**Passage given**

* Begin *

There were six areas of projects researched in the course of the study: human and social resources, urban environment, digital mobility, security and environment, the urban economy and e-government. The department summarised the key trends in the development of smart cities and identified the best foreign projects in these areas.
In social and human resources, all the cities were striving to provide everyone with equal opportunities. To do this, they ensured accessibility of education and individual healthcare. New York, for instance, introduced free workshops on providing psychology assistance, which resulted in a decrease in the city’s suicide rate, while London organised a foundation to support its young people, which reduced unemployment and crime.
Digitalisation is one of the key factors affecting the quality of the urban environment: this includes the development of artificial intelligence and the IoT (Internet of Things), and working with big data and predictive analytics. Hong Kong, for instance, introduced multifunctional streetlamps that record data on the life in the city in real time. Sensors collect information on weather, temperature and air quality as well as the people and vehicles around them. Moreover, the lampposts also serve as Wi-Fi hotspots equipped with navigation panels, and can be used to charge electric vehicles. They also provide information on available parking spaces. Helsinki has recently made unused urban spaces more available to the public by introducing a service for renting them out.

* End *

**Box coordinate listings**
* Begin *

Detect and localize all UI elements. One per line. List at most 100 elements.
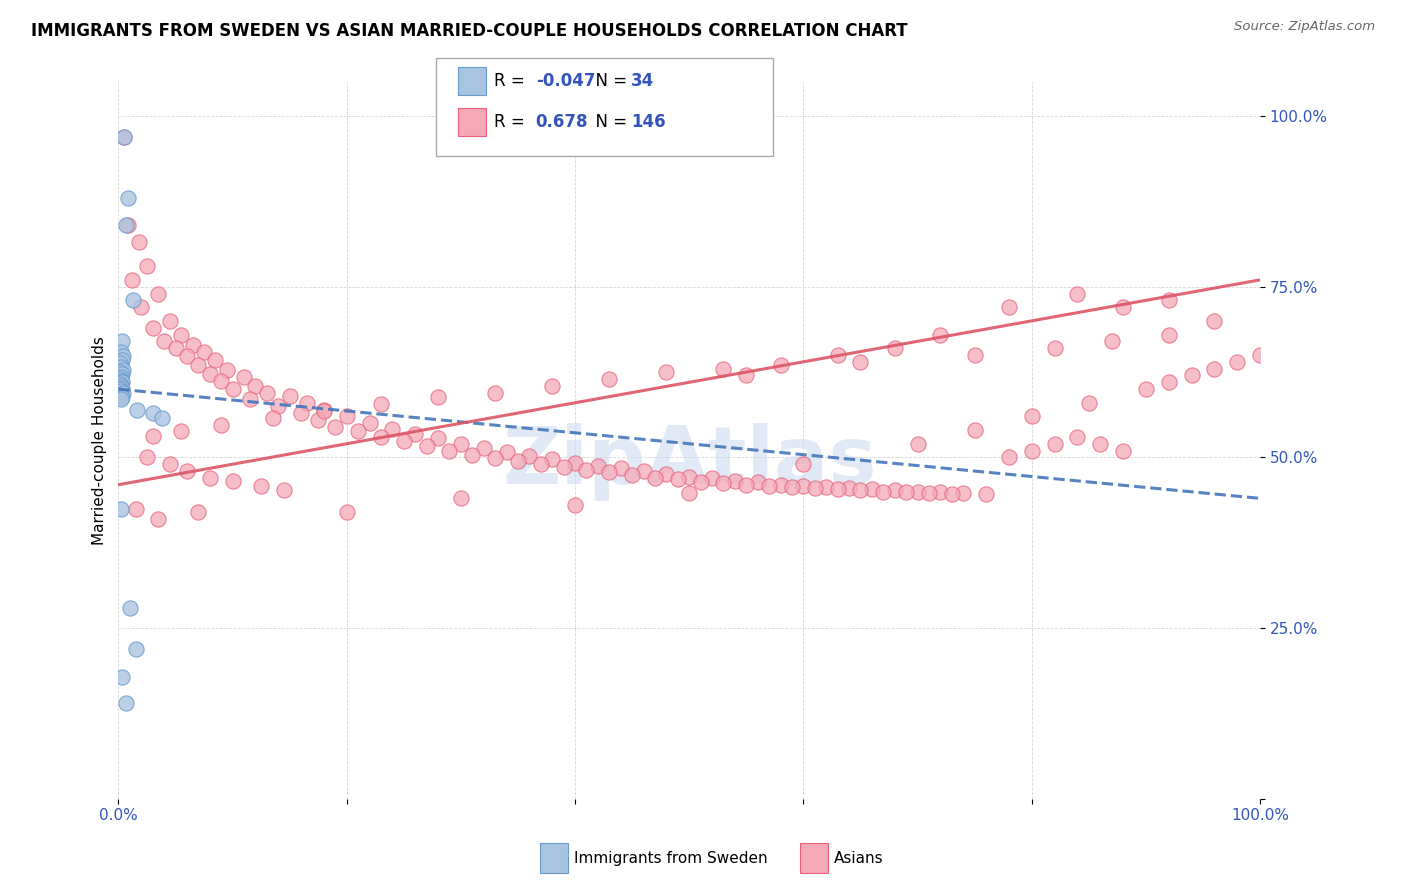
Point	[1204, 361, 1226, 376]
Point	[359, 417, 381, 431]
Point	[1204, 314, 1226, 328]
Point	[165, 341, 187, 355]
Point	[506, 454, 529, 468]
Point	[907, 484, 929, 499]
Point	[307, 413, 329, 427]
Point	[125, 402, 148, 417]
Point	[122, 293, 145, 308]
Point	[1088, 436, 1111, 450]
Point	[724, 474, 747, 488]
Text: 34: 34	[631, 72, 655, 90]
Point	[187, 358, 209, 372]
Point	[112, 129, 135, 144]
Point	[644, 471, 666, 485]
Point	[1157, 376, 1180, 390]
Point	[256, 385, 278, 400]
Point	[221, 475, 243, 489]
Text: Immigrants from Sweden: Immigrants from Sweden	[574, 851, 768, 865]
Point	[1021, 443, 1043, 458]
Point	[129, 300, 152, 314]
Point	[472, 441, 495, 455]
Point	[108, 377, 131, 392]
Point	[735, 477, 758, 491]
Point	[1112, 443, 1135, 458]
Point	[894, 485, 917, 500]
Point	[838, 481, 860, 495]
Text: N =: N =	[585, 72, 633, 90]
Point	[633, 464, 655, 478]
Point	[1157, 293, 1180, 308]
Point	[450, 436, 472, 450]
Point	[541, 452, 564, 467]
Point	[110, 374, 132, 388]
Point	[115, 219, 138, 233]
Point	[769, 358, 792, 372]
Point	[621, 468, 644, 483]
Point	[553, 459, 575, 474]
Point	[111, 363, 134, 377]
Point	[678, 486, 700, 500]
Point	[112, 129, 135, 144]
Point	[1077, 396, 1099, 410]
Point	[792, 479, 814, 493]
Y-axis label: Married-couple Households: Married-couple Households	[93, 336, 107, 545]
Point	[1157, 327, 1180, 342]
Point	[108, 388, 131, 402]
Text: -0.047: -0.047	[536, 72, 595, 90]
Point	[918, 486, 941, 500]
Point	[370, 397, 392, 411]
Point	[118, 600, 141, 615]
Point	[209, 374, 232, 388]
Point	[598, 372, 620, 386]
Point	[181, 337, 204, 351]
Point	[290, 406, 312, 420]
Point	[209, 417, 232, 432]
Point	[815, 480, 838, 494]
Point	[117, 191, 139, 205]
Point	[609, 461, 631, 475]
Point	[124, 641, 146, 656]
Point	[700, 471, 723, 485]
Point	[111, 670, 134, 684]
Point	[142, 320, 165, 334]
Point	[148, 512, 170, 526]
Point	[792, 457, 814, 471]
Point	[530, 457, 553, 471]
Point	[110, 378, 132, 392]
Point	[111, 381, 134, 395]
Text: 146: 146	[631, 113, 666, 131]
Point	[860, 483, 883, 497]
Point	[735, 368, 758, 383]
Point	[381, 422, 404, 436]
Point	[747, 475, 769, 489]
Point	[1043, 341, 1066, 355]
Point	[108, 365, 131, 379]
Text: Asians: Asians	[834, 851, 883, 865]
Point	[108, 356, 131, 370]
Point	[883, 483, 905, 498]
Point	[484, 451, 506, 466]
Point	[159, 457, 181, 471]
Point	[336, 505, 359, 519]
Point	[963, 348, 986, 362]
Point	[713, 476, 735, 491]
Point	[827, 348, 849, 362]
Point	[769, 477, 792, 491]
Point	[110, 501, 132, 516]
Point	[111, 353, 134, 368]
Point	[1249, 348, 1271, 362]
Point	[347, 425, 370, 439]
Point	[198, 471, 221, 485]
Point	[941, 486, 963, 500]
Point	[117, 219, 139, 233]
Point	[336, 409, 359, 424]
Text: R =: R =	[494, 113, 534, 131]
Point	[159, 314, 181, 328]
Point	[952, 486, 974, 500]
Point	[215, 363, 238, 377]
Point	[598, 466, 620, 480]
Point	[245, 378, 267, 392]
Point	[110, 344, 132, 359]
Point	[111, 390, 134, 404]
Point	[495, 445, 517, 459]
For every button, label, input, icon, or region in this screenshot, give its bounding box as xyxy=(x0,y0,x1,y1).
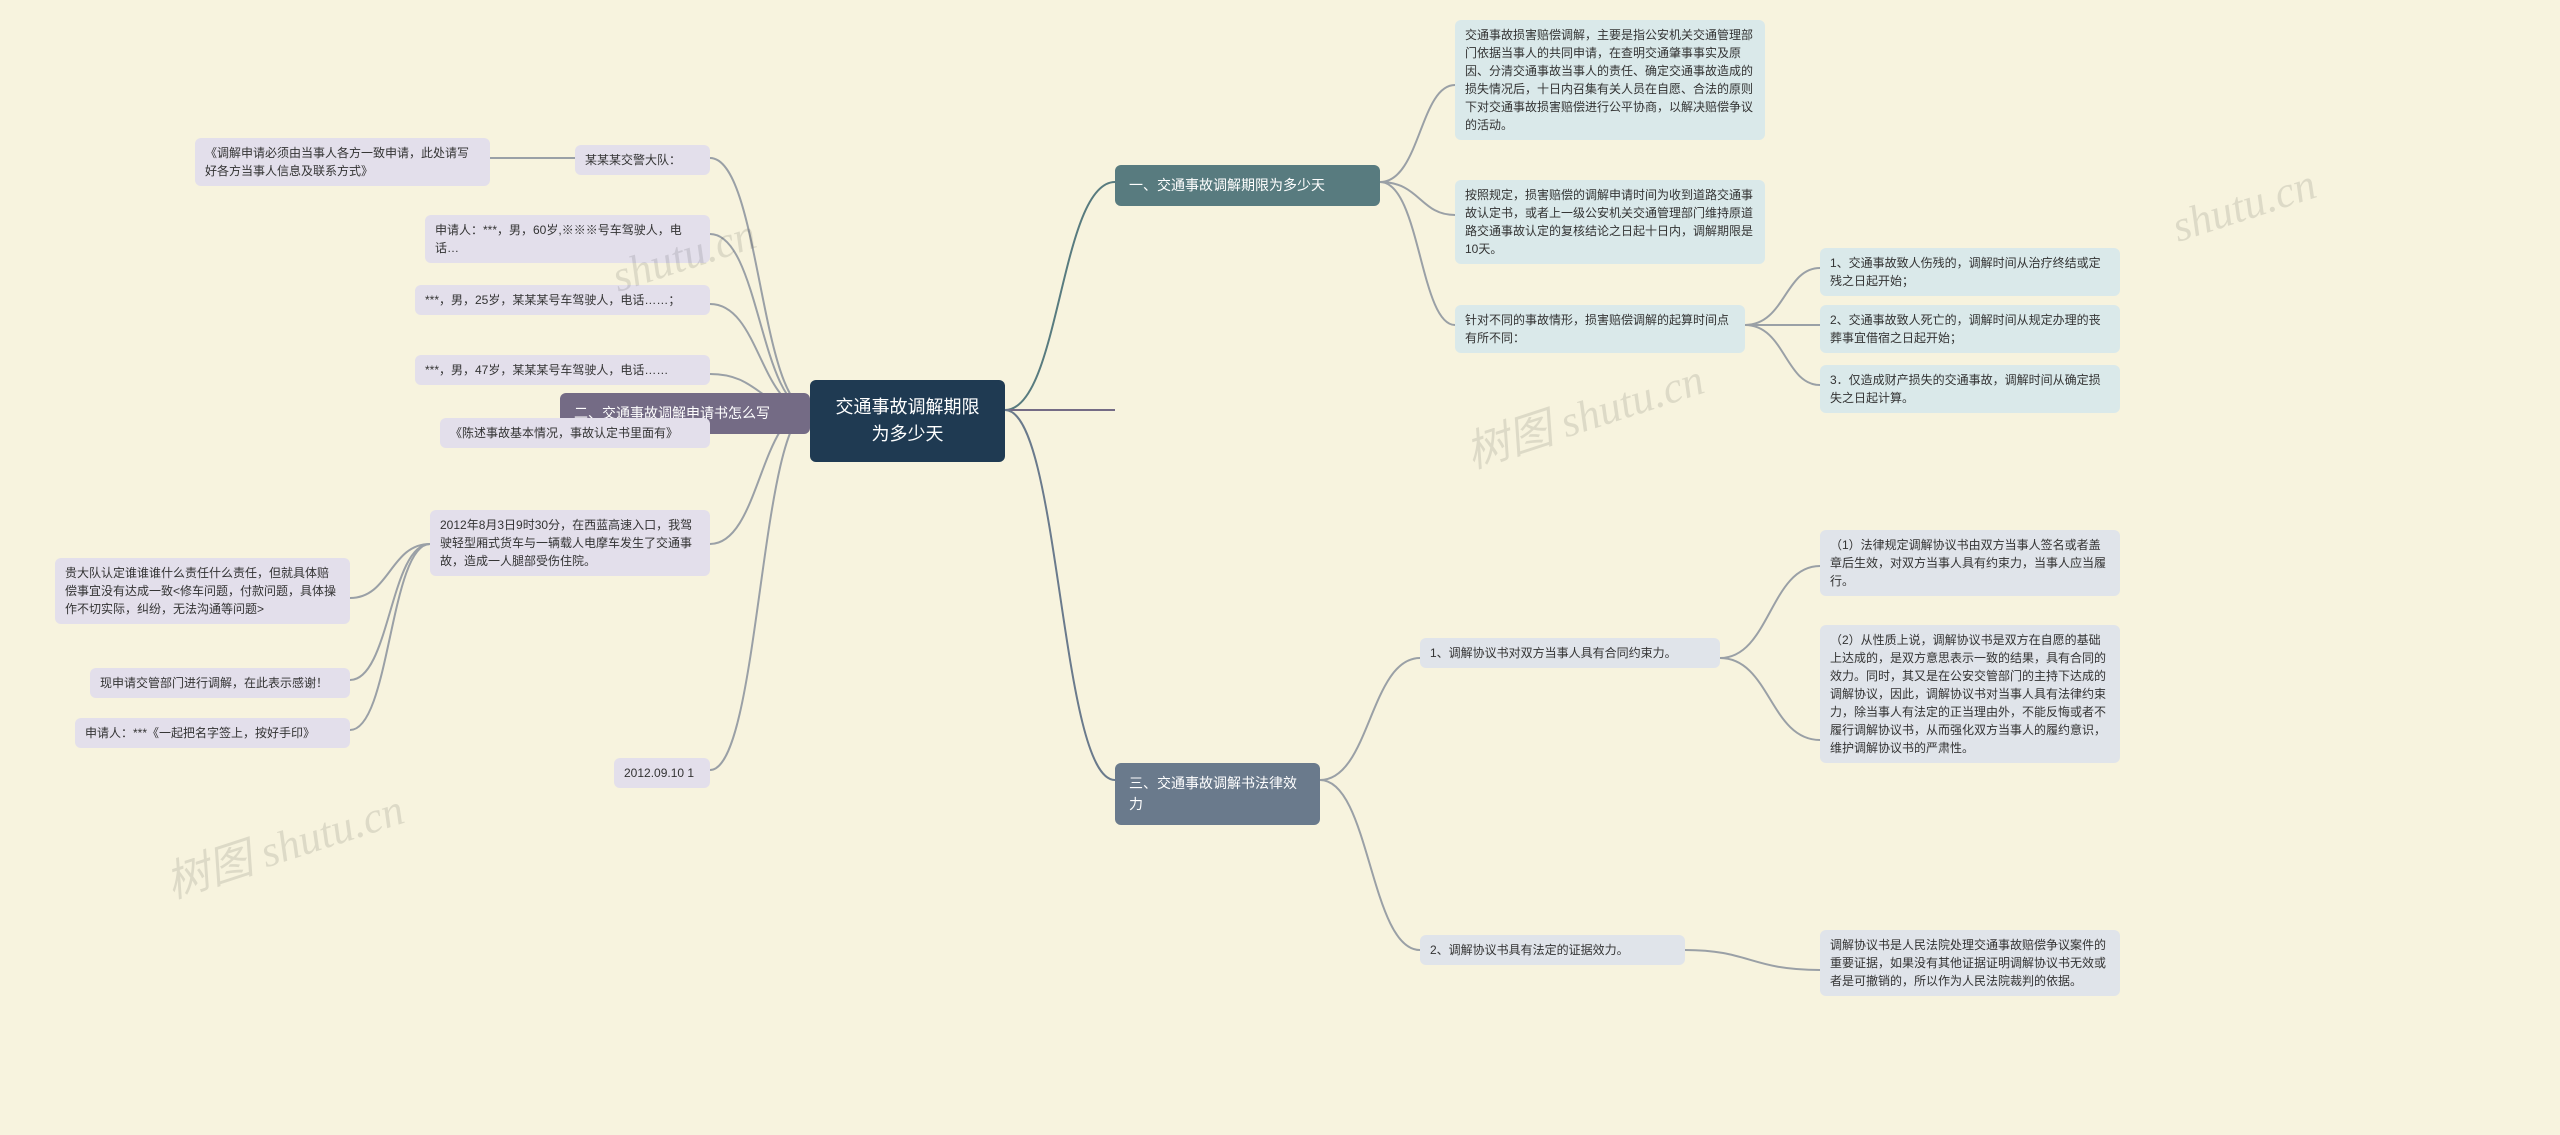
b2-desc-note: 《陈述事故基本情况，事故认定书里面有》 xyxy=(440,418,710,448)
b2-desc: 2012年8月3日9时30分，在西蓝高速入口，我驾驶轻型厢式货车与一辆载人电摩车… xyxy=(430,510,710,576)
b2-head-note: 《调解申请必须由当事人各方一致申请，此处请写好各方当事人信息及联系方式》 xyxy=(195,138,490,186)
b1-node-intro: 交通事故损害赔偿调解，主要是指公安机关交通管理部门依据当事人的共同申请，在查明交… xyxy=(1455,20,1765,140)
branch-1: 一、交通事故调解期限为多少天 xyxy=(1115,165,1380,206)
b2-liab: 贵大队认定谁谁谁什么责任什么责任，但就具体赔偿事宜没有达成一致<修车问题，付款问… xyxy=(55,558,350,624)
b2-p2: ***，男，25岁，某某某号车驾驶人，电话……； xyxy=(415,285,710,315)
b2-thanks: 现申请交管部门进行调解，在此表示感谢！ xyxy=(90,668,350,698)
b3-node-evidence-1: 调解协议书是人民法院处理交通事故赔偿争议案件的重要证据，如果没有其他证据证明调解… xyxy=(1820,930,2120,996)
b1-node-starttime-3: 3．仅造成财产损失的交通事故，调解时间从确定损失之日起计算。 xyxy=(1820,365,2120,413)
b1-node-starttime-2: 2、交通事故致人死亡的，调解时间从规定办理的丧葬事宜借宿之日起开始； xyxy=(1820,305,2120,353)
b1-node-starttime: 针对不同的事故情形，损害赔偿调解的起算时间点有所不同： xyxy=(1455,305,1745,353)
b2-sign: 申请人：***《一起把名字签上，按好手印》 xyxy=(75,718,350,748)
branch-3: 三、交通事故调解书法律效力 xyxy=(1115,763,1320,825)
watermark: 树图 shutu.cn xyxy=(156,773,411,910)
b3-node-binding-2: （2）从性质上说，调解协议书是双方在自愿的基础上达成的，是双方意思表示一致的结果… xyxy=(1820,625,2120,763)
b3-node-binding-1: （1）法律规定调解协议书由双方当事人签名或者盖章后生效，对双方当事人具有约束力，… xyxy=(1820,530,2120,596)
b3-node-binding: 1、调解协议书对双方当事人具有合同约束力。 xyxy=(1420,638,1720,668)
b2-p3: ***，男，47岁，某某某号车驾驶人，电话…… xyxy=(415,355,710,385)
b3-node-evidence: 2、调解协议书具有法定的证据效力。 xyxy=(1420,935,1685,965)
b1-node-starttime-1: 1、交通事故致人伤残的，调解时间从治疗终结或定残之日起开始； xyxy=(1820,248,2120,296)
b2-head: 某某某交警大队： xyxy=(575,145,710,175)
root-label: 交通事故调解期限为多少天 xyxy=(828,394,987,448)
branch-1-label: 一、交通事故调解期限为多少天 xyxy=(1129,175,1325,196)
branch-3-label: 三、交通事故调解书法律效力 xyxy=(1129,773,1306,815)
b2-date: 2012.09.10 1 xyxy=(614,758,710,788)
root-node: 交通事故调解期限为多少天 xyxy=(810,380,1005,462)
b1-node-deadline: 按照规定，损害赔偿的调解申请时间为收到道路交通事故认定书，或者上一级公安机关交通… xyxy=(1455,180,1765,264)
b2-p1: 申请人：***，男，60岁,※※※号车驾驶人，电话… xyxy=(425,215,710,263)
watermark: shutu.cn xyxy=(2166,158,2322,252)
watermark: 树图 shutu.cn xyxy=(1456,343,1711,480)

* End *

**Aim 1**
How would you put this sentence from the smart cities passage into Spanish: "Sensors collect information on weather, temperature and air quality as well as the people and vehicles around them."
**Aim 2**
Can you reproduce the smart cities passage word for word between "In social and" and "unemployment and crime.", inclusive?

**Response 1**
Los sensores recopilan información sobre el clima, la temperatura y la calidad del aire, así como sobre las personas y los vehículos que los rodean.

**Response 2**
In social and human resources, all the cities were striving to provide everyone with equal opportunities. To do this, they ensured accessibility of education and individual healthcare. New York, for instance, introduced free workshops on providing psychology assistance, which resulted in a decrease in the city’s suicide rate, while London organised a foundation to support its young people, which reduced unemployment and crime.